● What to do:
Reproduce each line bearing the word "name".
# Information given start
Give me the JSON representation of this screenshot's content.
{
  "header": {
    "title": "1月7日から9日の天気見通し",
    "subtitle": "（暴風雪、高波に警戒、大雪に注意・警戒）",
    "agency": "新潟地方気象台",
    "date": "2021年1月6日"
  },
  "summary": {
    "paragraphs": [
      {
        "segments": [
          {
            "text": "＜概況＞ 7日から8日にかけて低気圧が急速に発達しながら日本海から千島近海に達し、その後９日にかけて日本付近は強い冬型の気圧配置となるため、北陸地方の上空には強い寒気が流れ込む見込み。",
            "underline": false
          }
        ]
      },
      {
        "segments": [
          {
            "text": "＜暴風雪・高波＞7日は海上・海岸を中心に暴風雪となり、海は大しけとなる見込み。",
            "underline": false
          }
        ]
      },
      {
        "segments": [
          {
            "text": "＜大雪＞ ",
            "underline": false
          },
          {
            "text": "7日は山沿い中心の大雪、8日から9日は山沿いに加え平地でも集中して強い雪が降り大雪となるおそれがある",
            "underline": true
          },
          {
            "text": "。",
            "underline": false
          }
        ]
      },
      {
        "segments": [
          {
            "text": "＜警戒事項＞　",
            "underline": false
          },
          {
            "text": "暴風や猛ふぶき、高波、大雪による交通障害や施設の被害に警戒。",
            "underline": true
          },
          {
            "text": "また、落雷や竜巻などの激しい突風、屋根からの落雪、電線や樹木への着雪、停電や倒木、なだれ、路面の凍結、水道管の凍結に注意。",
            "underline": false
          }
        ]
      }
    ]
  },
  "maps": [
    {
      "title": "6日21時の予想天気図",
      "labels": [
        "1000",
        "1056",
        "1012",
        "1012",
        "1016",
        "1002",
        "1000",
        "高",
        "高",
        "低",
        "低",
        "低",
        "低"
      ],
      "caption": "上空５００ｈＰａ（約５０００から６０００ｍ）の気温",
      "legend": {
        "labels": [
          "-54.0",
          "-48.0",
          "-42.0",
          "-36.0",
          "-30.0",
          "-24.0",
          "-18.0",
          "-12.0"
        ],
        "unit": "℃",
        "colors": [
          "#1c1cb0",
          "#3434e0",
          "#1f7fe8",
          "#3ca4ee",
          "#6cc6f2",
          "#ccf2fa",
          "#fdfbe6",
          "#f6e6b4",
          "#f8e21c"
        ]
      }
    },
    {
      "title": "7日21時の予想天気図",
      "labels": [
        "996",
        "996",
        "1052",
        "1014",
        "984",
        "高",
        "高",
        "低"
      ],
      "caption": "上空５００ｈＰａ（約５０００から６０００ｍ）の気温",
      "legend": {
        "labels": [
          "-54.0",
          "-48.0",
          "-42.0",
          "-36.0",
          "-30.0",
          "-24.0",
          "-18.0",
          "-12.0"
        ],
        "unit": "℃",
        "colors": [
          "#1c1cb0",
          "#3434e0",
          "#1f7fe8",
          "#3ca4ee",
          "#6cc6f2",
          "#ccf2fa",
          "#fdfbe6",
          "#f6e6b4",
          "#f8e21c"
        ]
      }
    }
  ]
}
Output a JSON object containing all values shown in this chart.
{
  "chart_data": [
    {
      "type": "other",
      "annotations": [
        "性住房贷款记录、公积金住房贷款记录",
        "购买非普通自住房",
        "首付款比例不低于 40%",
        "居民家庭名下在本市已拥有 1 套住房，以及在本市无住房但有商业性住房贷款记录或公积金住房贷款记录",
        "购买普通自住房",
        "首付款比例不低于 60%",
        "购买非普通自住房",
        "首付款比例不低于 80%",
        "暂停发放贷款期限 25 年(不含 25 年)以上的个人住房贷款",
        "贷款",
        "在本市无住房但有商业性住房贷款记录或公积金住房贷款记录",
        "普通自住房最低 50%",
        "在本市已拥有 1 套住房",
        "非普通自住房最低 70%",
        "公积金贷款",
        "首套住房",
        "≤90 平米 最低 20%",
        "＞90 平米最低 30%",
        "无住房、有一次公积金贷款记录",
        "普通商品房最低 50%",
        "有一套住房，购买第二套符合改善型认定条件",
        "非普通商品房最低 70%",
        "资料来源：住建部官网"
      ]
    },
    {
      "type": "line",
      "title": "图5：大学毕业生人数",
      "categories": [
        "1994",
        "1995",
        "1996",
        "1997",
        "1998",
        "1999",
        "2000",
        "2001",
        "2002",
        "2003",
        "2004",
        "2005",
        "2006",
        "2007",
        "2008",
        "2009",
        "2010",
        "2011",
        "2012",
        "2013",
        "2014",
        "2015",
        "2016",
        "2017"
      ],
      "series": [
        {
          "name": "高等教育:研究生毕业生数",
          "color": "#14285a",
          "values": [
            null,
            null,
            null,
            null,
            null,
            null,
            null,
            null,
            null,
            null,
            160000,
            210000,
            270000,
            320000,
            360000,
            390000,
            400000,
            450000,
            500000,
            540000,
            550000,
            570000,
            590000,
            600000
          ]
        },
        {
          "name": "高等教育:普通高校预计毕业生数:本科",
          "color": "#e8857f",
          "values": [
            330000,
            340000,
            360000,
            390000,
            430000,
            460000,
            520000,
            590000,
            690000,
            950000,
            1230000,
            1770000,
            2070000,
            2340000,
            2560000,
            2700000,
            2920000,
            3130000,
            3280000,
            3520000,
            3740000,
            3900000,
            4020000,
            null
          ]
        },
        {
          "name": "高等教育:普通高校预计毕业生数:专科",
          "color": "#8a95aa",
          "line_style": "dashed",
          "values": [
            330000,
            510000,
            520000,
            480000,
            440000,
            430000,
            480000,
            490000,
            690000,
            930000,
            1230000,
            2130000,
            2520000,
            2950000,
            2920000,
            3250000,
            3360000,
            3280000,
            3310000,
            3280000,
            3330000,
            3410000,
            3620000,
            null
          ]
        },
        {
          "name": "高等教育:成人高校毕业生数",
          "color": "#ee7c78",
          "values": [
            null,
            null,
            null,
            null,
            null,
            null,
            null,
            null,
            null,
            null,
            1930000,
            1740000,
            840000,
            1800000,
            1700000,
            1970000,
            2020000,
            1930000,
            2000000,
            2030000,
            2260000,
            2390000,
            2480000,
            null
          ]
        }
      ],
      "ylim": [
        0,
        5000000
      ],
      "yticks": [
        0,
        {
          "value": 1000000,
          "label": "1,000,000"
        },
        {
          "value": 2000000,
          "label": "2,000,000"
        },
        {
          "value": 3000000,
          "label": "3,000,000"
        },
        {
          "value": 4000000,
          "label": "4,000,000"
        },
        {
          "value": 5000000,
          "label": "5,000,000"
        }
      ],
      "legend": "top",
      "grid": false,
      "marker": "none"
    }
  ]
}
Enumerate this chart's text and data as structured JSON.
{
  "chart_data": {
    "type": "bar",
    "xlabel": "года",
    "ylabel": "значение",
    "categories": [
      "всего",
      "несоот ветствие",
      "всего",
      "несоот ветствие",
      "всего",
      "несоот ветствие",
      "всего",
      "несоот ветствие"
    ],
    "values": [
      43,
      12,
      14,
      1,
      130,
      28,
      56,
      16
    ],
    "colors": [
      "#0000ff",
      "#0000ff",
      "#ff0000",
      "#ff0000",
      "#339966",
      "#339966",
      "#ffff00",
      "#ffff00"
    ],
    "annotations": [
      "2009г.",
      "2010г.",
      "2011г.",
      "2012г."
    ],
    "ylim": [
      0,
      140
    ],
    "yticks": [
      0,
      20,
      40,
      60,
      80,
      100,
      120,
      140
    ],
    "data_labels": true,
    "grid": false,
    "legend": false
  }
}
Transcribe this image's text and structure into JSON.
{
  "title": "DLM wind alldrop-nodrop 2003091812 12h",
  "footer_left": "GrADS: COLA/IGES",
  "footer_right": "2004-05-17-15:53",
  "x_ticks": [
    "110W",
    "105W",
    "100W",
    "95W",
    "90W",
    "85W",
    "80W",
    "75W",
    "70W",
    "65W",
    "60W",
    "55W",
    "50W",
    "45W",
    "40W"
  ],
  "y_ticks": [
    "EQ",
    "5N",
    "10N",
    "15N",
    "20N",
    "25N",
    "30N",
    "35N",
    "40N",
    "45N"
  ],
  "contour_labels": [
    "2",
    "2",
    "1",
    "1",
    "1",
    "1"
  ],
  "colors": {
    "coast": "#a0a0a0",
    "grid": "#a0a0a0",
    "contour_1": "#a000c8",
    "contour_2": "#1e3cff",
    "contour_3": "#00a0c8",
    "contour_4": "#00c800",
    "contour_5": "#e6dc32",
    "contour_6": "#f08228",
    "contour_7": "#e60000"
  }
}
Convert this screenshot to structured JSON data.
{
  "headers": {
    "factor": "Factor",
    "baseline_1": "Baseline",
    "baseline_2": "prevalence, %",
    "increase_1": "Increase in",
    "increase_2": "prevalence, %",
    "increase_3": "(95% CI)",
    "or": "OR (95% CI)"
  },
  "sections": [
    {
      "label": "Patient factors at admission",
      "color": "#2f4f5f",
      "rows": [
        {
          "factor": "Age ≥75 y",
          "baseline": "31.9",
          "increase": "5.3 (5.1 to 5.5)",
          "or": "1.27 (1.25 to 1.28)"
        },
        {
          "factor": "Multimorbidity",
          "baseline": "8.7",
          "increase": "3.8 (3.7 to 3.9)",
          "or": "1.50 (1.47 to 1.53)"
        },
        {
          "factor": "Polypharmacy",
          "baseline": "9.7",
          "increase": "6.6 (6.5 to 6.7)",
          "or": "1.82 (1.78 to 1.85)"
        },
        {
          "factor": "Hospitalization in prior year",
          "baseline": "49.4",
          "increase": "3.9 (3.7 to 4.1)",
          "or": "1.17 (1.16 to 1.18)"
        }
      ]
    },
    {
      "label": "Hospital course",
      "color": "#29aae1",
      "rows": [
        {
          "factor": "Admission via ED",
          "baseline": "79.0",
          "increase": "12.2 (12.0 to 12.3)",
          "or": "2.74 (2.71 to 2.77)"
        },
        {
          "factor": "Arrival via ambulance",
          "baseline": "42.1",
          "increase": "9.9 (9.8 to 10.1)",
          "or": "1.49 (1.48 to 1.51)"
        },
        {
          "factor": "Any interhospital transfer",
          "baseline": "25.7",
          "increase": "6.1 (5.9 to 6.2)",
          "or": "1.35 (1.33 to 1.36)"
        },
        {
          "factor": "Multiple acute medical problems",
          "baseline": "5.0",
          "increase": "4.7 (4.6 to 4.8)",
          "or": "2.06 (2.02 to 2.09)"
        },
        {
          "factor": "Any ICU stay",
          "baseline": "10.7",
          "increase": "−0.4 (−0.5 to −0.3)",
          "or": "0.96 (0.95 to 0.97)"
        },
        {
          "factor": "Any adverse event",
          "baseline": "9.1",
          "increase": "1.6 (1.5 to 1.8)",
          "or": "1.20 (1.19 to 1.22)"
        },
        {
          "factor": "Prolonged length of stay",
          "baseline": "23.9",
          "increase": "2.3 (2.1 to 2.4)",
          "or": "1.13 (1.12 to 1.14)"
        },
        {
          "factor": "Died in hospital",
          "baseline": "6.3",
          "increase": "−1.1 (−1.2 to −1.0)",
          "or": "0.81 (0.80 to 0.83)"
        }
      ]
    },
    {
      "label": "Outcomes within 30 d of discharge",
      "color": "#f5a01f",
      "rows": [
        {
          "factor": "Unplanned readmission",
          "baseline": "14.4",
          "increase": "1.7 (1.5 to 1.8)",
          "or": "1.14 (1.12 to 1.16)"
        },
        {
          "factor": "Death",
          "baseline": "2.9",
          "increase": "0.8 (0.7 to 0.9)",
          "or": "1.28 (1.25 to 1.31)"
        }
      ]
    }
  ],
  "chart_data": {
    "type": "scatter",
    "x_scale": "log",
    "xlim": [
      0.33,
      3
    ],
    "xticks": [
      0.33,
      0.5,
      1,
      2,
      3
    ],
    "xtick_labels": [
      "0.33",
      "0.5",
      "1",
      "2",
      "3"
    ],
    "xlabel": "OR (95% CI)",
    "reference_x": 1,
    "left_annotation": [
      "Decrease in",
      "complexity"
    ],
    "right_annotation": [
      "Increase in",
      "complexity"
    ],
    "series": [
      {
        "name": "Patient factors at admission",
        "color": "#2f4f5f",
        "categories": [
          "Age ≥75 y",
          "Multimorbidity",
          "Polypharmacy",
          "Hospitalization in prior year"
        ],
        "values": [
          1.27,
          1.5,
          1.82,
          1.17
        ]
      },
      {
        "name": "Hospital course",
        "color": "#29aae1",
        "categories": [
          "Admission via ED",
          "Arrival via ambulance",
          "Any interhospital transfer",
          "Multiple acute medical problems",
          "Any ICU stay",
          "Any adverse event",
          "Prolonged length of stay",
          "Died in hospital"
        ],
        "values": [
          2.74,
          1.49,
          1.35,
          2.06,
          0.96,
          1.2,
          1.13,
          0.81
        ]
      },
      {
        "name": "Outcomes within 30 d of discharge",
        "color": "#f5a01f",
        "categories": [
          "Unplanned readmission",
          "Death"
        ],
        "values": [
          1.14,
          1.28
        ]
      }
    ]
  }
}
# Information given end
● Answer to the exercise:
          "name": "高等教育:研究生毕业生数",
          "name": "高等教育:普通高校预计毕业生数:本科",
          "name": "高等教育:普通高校预计毕业生数:专科",
          "name": "高等教育:成人高校毕业生数",
        "name": "Patient factors at admission",
        "name": "Hospital course",
        "name": "Outcomes within 30 d of discharge",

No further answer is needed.